## BEGIN Data provided

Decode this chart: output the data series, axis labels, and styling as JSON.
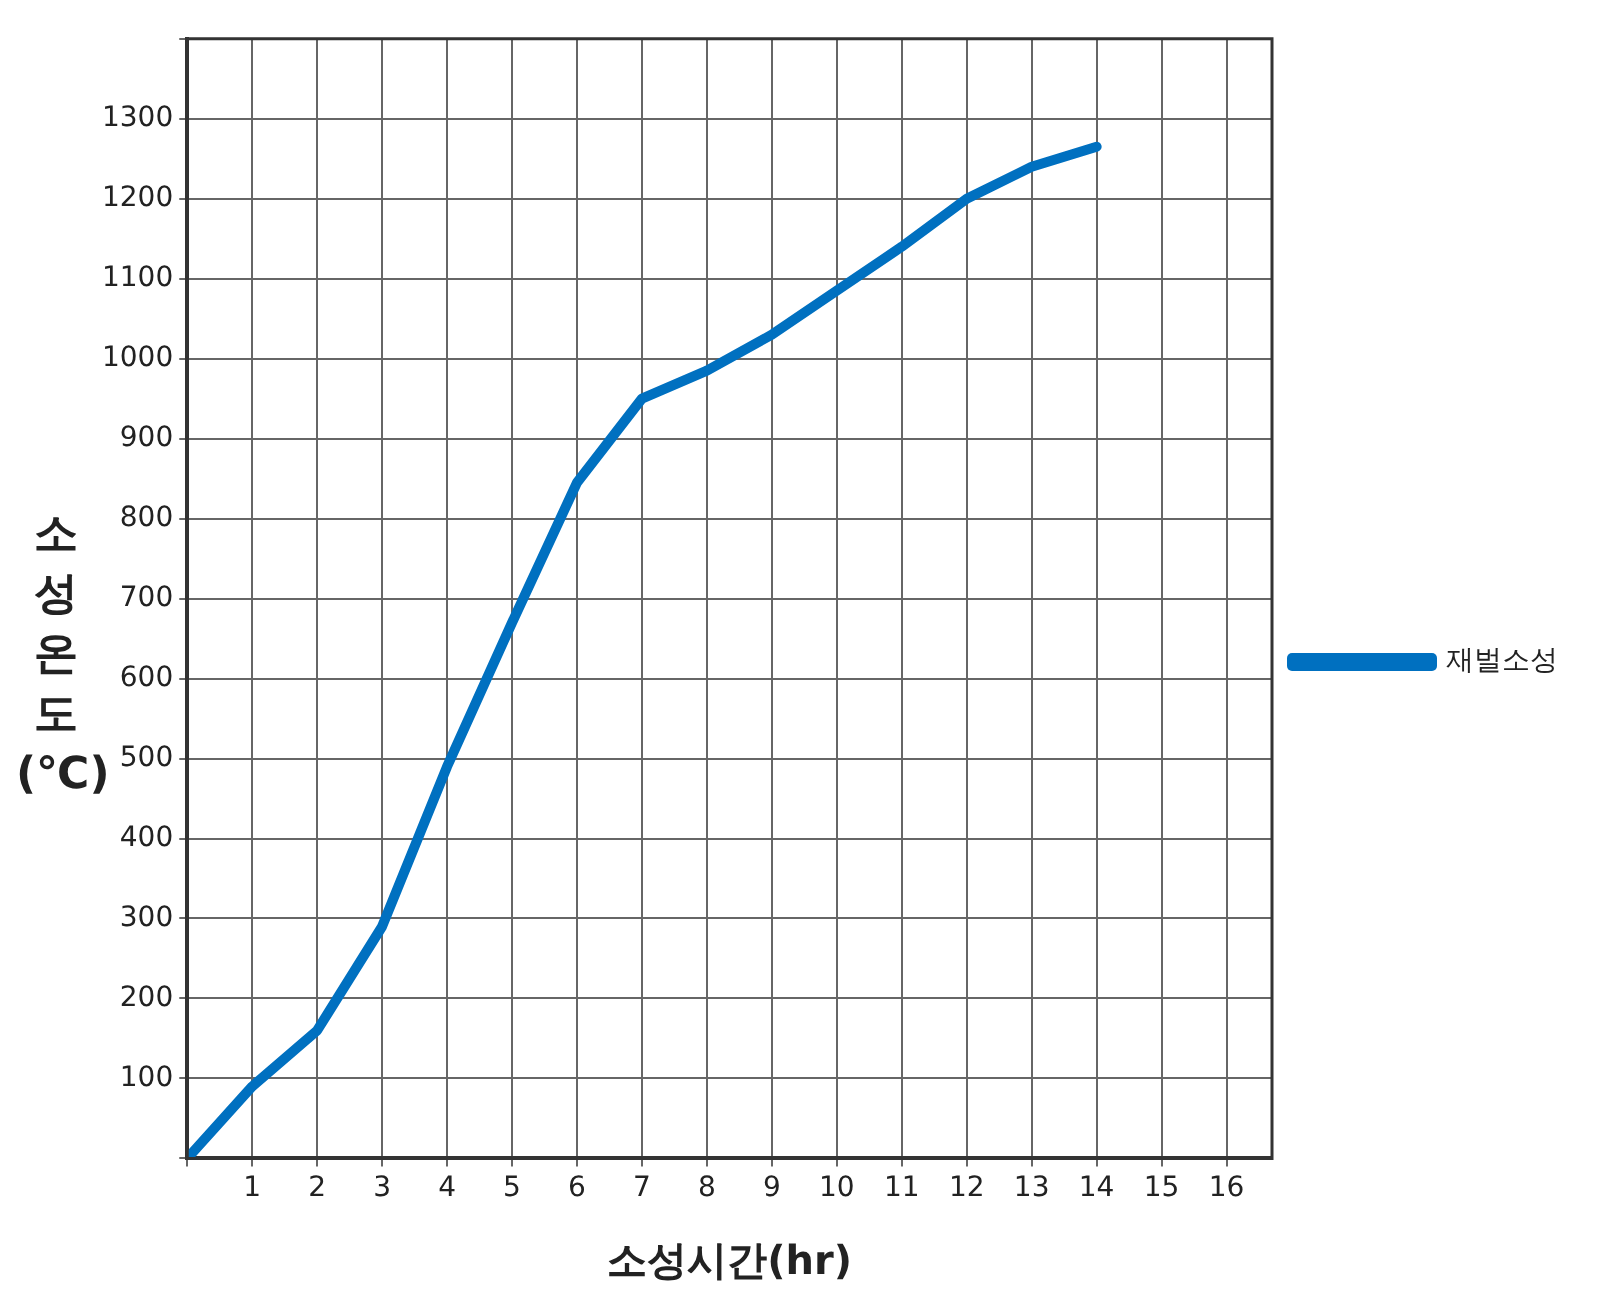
{
  "chart_data": {
    "type": "line",
    "xlabel": "소성시간(hr)",
    "ylabel": "소성온도 (℃)",
    "x": [
      0,
      1,
      2,
      3,
      4,
      5,
      6,
      7,
      8,
      9,
      10,
      11,
      12,
      13,
      14
    ],
    "series": [
      {
        "name": "재벌소성",
        "color": "#0070c0",
        "values": [
          0,
          90,
          160,
          290,
          490,
          670,
          845,
          950,
          985,
          1030,
          1085,
          1140,
          1200,
          1240,
          1265
        ]
      }
    ],
    "xlim": [
      0,
      16.7
    ],
    "xticks": [
      {
        "value": 0,
        "label": null
      },
      1,
      2,
      3,
      4,
      5,
      6,
      7,
      8,
      9,
      10,
      11,
      12,
      13,
      14,
      15,
      16
    ],
    "ylim": [
      0,
      1400
    ],
    "yticks": [
      {
        "value": 0,
        "label": null
      },
      100,
      200,
      300,
      400,
      500,
      600,
      700,
      800,
      900,
      1000,
      1100,
      1200,
      1300,
      {
        "value": 1400,
        "label": null
      }
    ],
    "grid": true,
    "legend": "right",
    "marker": "none",
    "line_style": "solid"
  }
}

## END Data provided

Exercise aim
Reproduce every entry word for word, but omit the pictures.

The output
Decode this chart: output the data series, axis labels, and styling as JSON.
{
  "chart_data": {
    "type": "line",
    "xlabel": "소성시간(hr)",
    "ylabel": "소성온도 (℃)",
    "x": [
      0,
      1,
      2,
      3,
      4,
      5,
      6,
      7,
      8,
      9,
      10,
      11,
      12,
      13,
      14
    ],
    "series": [
      {
        "name": "재벌소성",
        "color": "#0070c0",
        "values": [
          0,
          90,
          160,
          290,
          490,
          670,
          845,
          950,
          985,
          1030,
          1085,
          1140,
          1200,
          1240,
          1265
        ]
      }
    ],
    "xlim": [
      0,
      16.7
    ],
    "xticks": [
      {
        "value": 0,
        "label": null
      },
      1,
      2,
      3,
      4,
      5,
      6,
      7,
      8,
      9,
      10,
      11,
      12,
      13,
      14,
      15,
      16
    ],
    "ylim": [
      0,
      1400
    ],
    "yticks": [
      {
        "value": 0,
        "label": null
      },
      100,
      200,
      300,
      400,
      500,
      600,
      700,
      800,
      900,
      1000,
      1100,
      1200,
      1300,
      {
        "value": 1400,
        "label": null
      }
    ],
    "grid": true,
    "legend": "right",
    "marker": "none",
    "line_style": "solid"
  }
}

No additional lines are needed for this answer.